Exercise.
Edit the data below by changing every "recipient-item" to "recipient-entry", and leave everything else unchanged.

#### The records ####

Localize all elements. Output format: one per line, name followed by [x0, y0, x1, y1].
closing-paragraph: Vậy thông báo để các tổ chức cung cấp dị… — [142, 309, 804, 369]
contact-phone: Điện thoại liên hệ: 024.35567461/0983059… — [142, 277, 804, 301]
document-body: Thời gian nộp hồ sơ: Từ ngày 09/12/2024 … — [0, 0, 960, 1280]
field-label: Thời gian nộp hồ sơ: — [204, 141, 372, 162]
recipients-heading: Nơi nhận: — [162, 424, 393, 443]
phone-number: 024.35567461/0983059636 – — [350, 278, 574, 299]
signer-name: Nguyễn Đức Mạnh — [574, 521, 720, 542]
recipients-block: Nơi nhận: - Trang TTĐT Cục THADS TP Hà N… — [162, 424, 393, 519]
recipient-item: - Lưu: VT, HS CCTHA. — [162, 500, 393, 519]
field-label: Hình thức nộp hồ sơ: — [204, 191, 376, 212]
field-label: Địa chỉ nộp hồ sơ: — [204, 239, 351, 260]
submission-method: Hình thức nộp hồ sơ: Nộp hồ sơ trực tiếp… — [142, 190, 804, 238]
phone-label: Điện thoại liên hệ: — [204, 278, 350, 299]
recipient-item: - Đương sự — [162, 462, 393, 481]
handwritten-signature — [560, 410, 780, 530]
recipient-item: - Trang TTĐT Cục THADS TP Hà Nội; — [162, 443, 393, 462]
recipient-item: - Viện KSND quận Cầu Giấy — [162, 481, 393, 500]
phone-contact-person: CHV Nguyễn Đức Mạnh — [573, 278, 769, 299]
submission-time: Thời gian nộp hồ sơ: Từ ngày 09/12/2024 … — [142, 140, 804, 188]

####

Expected answer.
Localize all elements. Output format: one per line, name followed by [x0, y0, x1, y1].
closing-paragraph: Vậy thông báo để các tổ chức cung cấp dị… — [142, 309, 804, 369]
contact-phone: Điện thoại liên hệ: 024.35567461/0983059… — [142, 277, 804, 301]
document-body: Thời gian nộp hồ sơ: Từ ngày 09/12/2024 … — [0, 0, 960, 1280]
field-label: Thời gian nộp hồ sơ: — [204, 141, 372, 162]
recipients-heading: Nơi nhận: — [162, 424, 393, 443]
phone-number: 024.35567461/0983059636 – — [350, 278, 574, 299]
signer-name: Nguyễn Đức Mạnh — [574, 521, 720, 542]
recipients-block: Nơi nhận: - Trang TTĐT Cục THADS TP Hà N… — [162, 424, 393, 519]
recipient-entry: - Lưu: VT, HS CCTHA. — [162, 500, 393, 519]
field-label: Hình thức nộp hồ sơ: — [204, 191, 376, 212]
field-label: Địa chỉ nộp hồ sơ: — [204, 239, 351, 260]
submission-method: Hình thức nộp hồ sơ: Nộp hồ sơ trực tiếp… — [142, 190, 804, 238]
phone-label: Điện thoại liên hệ: — [204, 278, 350, 299]
recipient-entry: - Đương sự — [162, 462, 393, 481]
handwritten-signature — [560, 410, 780, 530]
recipient-entry: - Trang TTĐT Cục THADS TP Hà Nội; — [162, 443, 393, 462]
recipient-entry: - Viện KSND quận Cầu Giấy — [162, 481, 393, 500]
phone-contact-person: CHV Nguyễn Đức Mạnh — [573, 278, 769, 299]
submission-time: Thời gian nộp hồ sơ: Từ ngày 09/12/2024 … — [142, 140, 804, 188]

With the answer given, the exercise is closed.